=== Data to use ===
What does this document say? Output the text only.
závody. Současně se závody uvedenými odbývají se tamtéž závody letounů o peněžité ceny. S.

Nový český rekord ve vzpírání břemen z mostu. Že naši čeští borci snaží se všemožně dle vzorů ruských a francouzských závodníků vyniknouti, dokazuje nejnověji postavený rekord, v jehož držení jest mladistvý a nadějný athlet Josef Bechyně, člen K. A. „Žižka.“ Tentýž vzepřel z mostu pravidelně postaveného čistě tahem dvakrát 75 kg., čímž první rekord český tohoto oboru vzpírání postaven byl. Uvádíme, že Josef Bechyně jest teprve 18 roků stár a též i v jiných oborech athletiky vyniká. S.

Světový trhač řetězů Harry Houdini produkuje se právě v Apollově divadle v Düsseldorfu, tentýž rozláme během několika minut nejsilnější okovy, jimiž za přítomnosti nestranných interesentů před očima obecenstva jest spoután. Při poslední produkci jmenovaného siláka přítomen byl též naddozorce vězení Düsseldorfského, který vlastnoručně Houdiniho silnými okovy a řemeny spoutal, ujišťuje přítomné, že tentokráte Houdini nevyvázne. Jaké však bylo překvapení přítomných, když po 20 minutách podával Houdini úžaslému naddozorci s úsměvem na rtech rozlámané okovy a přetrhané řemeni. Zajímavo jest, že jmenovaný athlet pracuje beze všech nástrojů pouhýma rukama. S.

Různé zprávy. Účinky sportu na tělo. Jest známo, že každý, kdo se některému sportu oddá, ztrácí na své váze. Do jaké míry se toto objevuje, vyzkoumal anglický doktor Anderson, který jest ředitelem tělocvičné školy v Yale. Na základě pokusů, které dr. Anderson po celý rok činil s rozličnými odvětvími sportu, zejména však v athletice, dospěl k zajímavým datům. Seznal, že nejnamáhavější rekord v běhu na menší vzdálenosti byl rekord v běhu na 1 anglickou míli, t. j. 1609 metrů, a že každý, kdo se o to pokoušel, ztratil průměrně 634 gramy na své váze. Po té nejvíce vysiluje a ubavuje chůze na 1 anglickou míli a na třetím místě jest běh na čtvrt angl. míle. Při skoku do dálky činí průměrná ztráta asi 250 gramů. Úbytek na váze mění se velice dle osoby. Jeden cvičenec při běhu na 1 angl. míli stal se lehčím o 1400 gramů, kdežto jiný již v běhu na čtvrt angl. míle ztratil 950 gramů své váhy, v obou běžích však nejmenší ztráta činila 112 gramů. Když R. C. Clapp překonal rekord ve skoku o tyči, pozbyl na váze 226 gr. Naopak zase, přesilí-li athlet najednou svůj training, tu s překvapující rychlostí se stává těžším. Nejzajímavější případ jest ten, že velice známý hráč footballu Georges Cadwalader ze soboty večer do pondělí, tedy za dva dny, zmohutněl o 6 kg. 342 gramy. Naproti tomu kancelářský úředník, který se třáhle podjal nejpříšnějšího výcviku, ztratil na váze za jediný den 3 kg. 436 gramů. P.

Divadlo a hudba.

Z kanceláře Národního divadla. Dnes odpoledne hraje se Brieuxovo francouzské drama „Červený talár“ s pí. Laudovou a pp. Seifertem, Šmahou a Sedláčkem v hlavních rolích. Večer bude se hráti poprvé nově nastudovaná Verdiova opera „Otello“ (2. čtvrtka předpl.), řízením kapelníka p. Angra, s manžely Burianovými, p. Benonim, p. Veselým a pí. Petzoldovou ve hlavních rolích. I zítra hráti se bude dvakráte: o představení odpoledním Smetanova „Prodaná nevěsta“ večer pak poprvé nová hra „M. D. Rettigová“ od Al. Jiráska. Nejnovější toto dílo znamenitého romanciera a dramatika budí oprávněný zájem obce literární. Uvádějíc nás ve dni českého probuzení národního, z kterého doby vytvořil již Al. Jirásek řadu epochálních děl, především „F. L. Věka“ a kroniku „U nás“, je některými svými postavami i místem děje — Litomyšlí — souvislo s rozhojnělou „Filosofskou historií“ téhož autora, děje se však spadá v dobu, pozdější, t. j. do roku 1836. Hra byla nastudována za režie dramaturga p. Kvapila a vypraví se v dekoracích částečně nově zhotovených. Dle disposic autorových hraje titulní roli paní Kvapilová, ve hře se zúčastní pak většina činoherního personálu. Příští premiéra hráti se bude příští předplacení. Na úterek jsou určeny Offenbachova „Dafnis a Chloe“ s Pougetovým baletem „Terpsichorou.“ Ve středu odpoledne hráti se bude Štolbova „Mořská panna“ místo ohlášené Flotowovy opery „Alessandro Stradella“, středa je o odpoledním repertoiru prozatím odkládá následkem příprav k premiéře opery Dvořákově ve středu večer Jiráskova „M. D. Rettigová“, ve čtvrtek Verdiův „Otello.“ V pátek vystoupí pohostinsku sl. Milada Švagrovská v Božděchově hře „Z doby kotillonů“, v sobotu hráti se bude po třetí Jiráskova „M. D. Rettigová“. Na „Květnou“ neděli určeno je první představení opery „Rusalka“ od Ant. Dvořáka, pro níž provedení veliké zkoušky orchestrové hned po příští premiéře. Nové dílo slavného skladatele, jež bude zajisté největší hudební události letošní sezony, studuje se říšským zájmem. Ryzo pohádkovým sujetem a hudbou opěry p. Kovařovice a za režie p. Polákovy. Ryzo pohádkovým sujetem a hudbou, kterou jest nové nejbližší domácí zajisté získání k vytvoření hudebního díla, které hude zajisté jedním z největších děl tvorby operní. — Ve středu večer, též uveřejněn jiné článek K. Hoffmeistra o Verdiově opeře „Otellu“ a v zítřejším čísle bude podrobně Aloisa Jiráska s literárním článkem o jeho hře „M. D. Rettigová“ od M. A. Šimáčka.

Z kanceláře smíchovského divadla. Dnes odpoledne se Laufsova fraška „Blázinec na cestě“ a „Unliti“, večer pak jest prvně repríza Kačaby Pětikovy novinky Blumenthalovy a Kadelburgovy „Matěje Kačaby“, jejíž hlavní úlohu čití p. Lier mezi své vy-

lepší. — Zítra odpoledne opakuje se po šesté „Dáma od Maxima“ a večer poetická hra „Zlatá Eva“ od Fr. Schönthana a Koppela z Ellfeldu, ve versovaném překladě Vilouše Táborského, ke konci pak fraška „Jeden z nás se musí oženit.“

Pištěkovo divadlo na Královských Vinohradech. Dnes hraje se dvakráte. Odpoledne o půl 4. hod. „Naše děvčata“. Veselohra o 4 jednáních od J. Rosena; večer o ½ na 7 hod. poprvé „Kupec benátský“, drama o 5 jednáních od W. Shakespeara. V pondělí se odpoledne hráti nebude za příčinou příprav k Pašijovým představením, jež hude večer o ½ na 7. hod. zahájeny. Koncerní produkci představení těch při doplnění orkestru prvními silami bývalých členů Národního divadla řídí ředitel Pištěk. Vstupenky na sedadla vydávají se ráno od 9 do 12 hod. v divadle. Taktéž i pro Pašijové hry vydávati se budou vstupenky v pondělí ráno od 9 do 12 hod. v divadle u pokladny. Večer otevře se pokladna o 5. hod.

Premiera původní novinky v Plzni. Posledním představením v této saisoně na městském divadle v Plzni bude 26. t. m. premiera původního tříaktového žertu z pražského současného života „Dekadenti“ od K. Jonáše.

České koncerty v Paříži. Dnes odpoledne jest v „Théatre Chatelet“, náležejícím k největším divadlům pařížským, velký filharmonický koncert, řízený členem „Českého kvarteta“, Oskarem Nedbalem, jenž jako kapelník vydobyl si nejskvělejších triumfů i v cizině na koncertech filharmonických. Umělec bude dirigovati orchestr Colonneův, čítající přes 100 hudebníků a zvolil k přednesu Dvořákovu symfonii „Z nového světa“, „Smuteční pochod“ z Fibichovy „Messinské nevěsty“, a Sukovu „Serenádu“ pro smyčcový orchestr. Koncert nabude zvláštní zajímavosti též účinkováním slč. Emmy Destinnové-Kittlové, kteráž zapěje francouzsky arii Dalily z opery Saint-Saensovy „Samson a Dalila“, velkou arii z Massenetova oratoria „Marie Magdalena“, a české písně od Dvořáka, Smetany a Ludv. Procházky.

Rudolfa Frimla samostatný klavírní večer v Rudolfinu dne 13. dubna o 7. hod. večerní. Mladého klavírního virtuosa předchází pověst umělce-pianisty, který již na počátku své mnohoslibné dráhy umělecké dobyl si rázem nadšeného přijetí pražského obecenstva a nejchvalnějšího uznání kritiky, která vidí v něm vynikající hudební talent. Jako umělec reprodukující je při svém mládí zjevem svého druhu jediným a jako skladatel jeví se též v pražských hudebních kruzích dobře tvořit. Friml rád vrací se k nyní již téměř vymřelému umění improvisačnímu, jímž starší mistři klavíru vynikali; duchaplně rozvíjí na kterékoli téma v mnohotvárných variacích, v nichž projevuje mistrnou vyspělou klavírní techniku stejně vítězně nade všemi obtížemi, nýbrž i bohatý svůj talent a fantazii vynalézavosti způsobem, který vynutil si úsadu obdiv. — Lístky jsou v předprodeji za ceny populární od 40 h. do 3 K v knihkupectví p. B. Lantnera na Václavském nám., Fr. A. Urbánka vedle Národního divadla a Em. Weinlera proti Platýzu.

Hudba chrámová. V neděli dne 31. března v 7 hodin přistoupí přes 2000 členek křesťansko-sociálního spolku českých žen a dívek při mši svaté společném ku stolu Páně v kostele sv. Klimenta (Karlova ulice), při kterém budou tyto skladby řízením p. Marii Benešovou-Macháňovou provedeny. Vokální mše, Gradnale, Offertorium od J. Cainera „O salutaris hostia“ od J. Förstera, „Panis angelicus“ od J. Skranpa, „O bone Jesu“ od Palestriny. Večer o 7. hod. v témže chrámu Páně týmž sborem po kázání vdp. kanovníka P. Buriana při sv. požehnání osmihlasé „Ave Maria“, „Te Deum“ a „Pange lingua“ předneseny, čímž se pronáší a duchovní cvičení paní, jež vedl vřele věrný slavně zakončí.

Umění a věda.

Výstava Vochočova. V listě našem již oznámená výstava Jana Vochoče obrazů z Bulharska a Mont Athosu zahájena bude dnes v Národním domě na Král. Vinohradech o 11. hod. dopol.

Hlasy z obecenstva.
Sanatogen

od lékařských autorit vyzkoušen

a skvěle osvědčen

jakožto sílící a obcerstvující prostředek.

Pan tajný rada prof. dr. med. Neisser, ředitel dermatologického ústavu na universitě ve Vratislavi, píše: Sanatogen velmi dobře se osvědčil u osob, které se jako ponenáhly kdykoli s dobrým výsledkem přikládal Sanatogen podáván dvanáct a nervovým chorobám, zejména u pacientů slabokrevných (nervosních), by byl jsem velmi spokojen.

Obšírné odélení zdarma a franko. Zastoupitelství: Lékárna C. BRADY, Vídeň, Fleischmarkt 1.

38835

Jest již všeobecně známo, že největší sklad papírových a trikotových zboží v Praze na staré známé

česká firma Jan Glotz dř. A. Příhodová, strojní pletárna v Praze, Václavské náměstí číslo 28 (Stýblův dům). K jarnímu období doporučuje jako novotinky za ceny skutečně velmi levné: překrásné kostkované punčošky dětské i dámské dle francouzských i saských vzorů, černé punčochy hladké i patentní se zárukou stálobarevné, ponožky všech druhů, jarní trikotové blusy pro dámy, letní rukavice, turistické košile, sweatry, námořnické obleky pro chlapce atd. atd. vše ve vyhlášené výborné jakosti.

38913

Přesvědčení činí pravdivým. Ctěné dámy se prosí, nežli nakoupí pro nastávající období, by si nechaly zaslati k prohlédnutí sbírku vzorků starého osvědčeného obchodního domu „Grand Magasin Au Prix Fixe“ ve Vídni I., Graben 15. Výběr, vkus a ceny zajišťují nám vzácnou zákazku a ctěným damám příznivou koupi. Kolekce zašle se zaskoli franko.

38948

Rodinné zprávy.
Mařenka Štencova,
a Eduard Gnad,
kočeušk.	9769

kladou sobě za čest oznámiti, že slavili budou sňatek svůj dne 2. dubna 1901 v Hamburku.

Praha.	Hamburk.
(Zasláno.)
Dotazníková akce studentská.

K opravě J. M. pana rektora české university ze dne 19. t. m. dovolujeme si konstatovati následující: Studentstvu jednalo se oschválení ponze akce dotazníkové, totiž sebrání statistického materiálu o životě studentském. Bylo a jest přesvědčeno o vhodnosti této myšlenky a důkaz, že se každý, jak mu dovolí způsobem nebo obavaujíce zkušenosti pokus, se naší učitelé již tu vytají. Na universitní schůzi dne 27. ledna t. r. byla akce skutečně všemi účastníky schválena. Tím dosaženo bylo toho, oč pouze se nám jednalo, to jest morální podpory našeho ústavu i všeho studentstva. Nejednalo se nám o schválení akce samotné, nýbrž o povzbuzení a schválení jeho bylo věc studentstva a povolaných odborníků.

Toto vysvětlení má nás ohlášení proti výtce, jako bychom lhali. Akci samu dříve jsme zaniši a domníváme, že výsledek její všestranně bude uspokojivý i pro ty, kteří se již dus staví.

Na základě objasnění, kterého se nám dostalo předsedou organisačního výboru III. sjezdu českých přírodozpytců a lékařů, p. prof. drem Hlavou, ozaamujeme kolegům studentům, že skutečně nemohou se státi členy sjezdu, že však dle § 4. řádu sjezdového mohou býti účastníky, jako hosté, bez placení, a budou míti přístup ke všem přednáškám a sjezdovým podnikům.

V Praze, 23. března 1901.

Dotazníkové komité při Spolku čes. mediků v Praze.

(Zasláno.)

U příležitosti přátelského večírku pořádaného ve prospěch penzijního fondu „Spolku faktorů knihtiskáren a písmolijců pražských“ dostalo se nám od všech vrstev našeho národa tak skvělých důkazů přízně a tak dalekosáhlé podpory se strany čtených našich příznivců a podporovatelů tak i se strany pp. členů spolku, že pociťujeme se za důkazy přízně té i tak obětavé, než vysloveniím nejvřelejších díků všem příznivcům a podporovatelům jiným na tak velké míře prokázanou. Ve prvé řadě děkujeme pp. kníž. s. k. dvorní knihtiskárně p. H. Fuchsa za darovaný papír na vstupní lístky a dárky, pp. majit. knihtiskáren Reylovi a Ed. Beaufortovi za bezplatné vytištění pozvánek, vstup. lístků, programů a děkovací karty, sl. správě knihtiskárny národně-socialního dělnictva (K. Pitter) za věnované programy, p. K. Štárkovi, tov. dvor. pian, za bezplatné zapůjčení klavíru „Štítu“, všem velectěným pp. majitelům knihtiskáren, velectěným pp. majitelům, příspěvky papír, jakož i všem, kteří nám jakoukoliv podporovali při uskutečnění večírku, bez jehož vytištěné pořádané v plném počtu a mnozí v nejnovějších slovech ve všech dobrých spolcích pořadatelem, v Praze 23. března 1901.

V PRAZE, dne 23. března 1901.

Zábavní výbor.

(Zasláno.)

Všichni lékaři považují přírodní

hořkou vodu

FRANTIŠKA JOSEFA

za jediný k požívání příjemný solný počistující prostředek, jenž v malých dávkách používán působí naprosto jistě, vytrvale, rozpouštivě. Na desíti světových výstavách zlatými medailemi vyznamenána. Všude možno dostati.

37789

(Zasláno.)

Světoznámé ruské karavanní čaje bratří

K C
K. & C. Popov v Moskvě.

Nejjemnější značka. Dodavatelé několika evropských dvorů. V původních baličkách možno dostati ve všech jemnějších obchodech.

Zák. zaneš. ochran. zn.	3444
===
=== Data to use ===
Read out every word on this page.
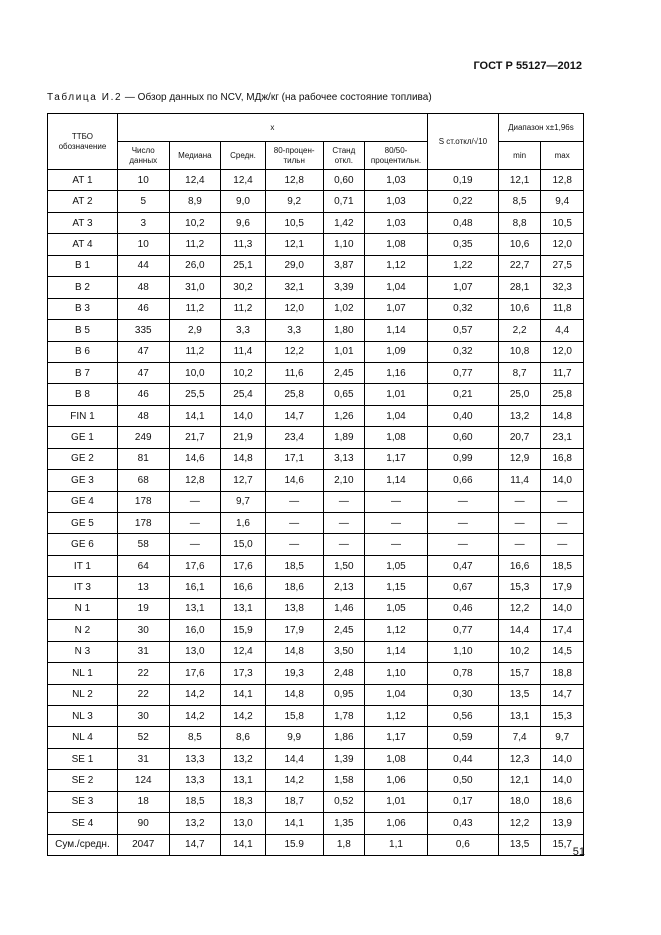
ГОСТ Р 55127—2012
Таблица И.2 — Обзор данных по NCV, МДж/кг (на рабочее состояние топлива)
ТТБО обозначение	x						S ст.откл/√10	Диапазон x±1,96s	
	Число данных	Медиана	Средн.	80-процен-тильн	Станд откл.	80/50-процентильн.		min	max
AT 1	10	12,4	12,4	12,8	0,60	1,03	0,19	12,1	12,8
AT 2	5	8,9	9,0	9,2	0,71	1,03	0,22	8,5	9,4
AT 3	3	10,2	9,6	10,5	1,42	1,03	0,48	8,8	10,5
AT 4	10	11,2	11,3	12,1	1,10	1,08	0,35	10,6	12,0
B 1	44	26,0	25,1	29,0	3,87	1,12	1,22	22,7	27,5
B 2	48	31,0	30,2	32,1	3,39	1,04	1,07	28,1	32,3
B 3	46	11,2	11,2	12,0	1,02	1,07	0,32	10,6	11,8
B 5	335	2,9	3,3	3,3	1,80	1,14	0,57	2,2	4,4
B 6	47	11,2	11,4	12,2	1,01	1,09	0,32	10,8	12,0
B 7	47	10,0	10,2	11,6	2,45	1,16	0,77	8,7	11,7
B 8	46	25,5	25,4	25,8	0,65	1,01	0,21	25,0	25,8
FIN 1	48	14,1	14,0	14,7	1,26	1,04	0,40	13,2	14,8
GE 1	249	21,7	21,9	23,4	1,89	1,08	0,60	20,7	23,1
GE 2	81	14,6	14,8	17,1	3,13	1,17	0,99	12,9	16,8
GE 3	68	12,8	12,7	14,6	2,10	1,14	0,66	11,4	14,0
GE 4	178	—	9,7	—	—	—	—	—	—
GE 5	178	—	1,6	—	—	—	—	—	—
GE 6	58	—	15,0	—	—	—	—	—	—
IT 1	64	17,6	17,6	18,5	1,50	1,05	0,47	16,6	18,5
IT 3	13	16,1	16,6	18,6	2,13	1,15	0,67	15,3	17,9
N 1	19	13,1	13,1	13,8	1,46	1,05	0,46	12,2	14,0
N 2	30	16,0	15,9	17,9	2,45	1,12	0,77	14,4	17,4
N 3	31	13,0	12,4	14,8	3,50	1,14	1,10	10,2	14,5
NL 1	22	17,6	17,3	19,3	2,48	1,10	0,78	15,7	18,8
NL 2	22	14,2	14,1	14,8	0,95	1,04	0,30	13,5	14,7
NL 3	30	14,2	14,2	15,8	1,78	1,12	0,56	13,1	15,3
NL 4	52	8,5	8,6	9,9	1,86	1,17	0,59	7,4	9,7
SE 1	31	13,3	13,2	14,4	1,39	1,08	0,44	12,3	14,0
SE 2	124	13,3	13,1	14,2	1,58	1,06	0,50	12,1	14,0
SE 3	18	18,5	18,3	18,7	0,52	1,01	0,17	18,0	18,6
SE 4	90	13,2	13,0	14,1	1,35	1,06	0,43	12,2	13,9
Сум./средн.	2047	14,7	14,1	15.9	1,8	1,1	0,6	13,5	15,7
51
===
=== Data to use ===
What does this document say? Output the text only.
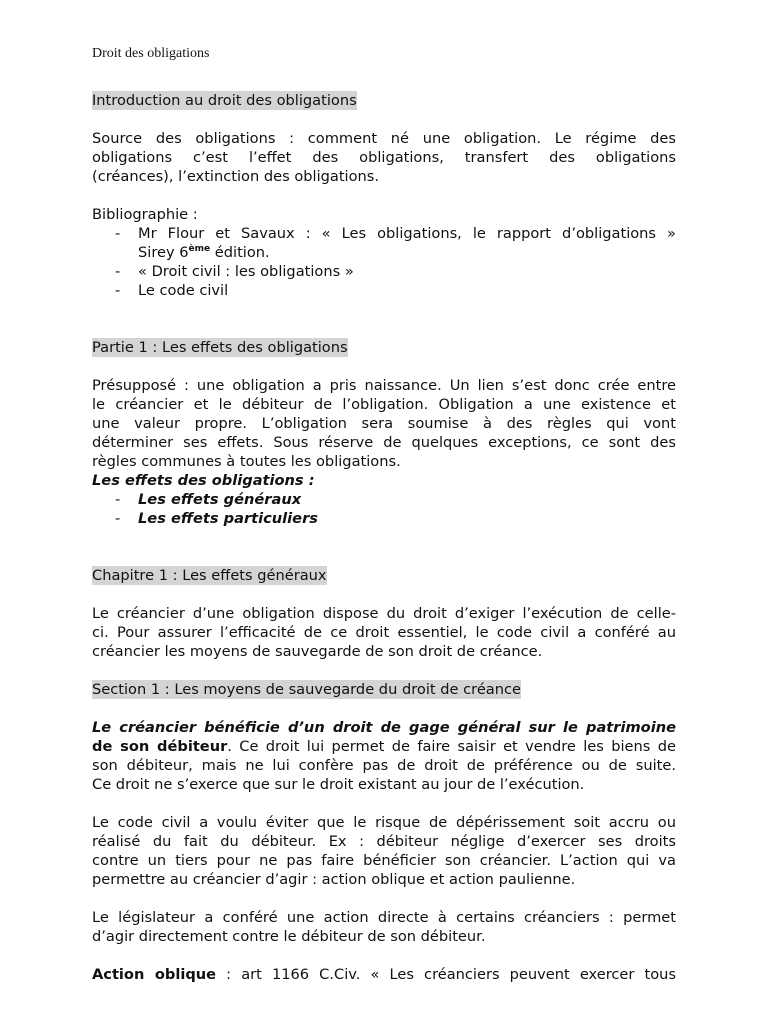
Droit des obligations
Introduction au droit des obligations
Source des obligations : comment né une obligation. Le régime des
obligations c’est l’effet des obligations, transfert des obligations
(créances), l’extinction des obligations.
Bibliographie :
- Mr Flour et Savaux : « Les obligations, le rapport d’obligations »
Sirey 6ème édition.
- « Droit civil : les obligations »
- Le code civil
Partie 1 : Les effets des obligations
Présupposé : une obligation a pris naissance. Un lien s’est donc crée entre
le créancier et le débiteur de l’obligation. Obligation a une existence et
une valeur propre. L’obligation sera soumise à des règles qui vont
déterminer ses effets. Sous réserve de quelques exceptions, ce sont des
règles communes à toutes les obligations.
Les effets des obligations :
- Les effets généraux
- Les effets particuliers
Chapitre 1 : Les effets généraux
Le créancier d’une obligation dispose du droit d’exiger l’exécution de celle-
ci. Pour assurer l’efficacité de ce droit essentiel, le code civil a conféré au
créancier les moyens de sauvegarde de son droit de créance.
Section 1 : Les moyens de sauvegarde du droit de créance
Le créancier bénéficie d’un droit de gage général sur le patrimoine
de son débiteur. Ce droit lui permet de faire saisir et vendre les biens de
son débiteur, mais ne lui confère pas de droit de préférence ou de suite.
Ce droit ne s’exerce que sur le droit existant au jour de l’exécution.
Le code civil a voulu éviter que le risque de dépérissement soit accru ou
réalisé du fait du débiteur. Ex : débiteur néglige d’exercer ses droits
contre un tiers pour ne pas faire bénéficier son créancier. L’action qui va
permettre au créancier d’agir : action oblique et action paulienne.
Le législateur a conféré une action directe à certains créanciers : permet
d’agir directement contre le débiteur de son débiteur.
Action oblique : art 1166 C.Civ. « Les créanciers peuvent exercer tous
===
* Instructions to follow:
For the entries shown above, give the number of lines that include the word "akce", without any other text.

* Task result:
2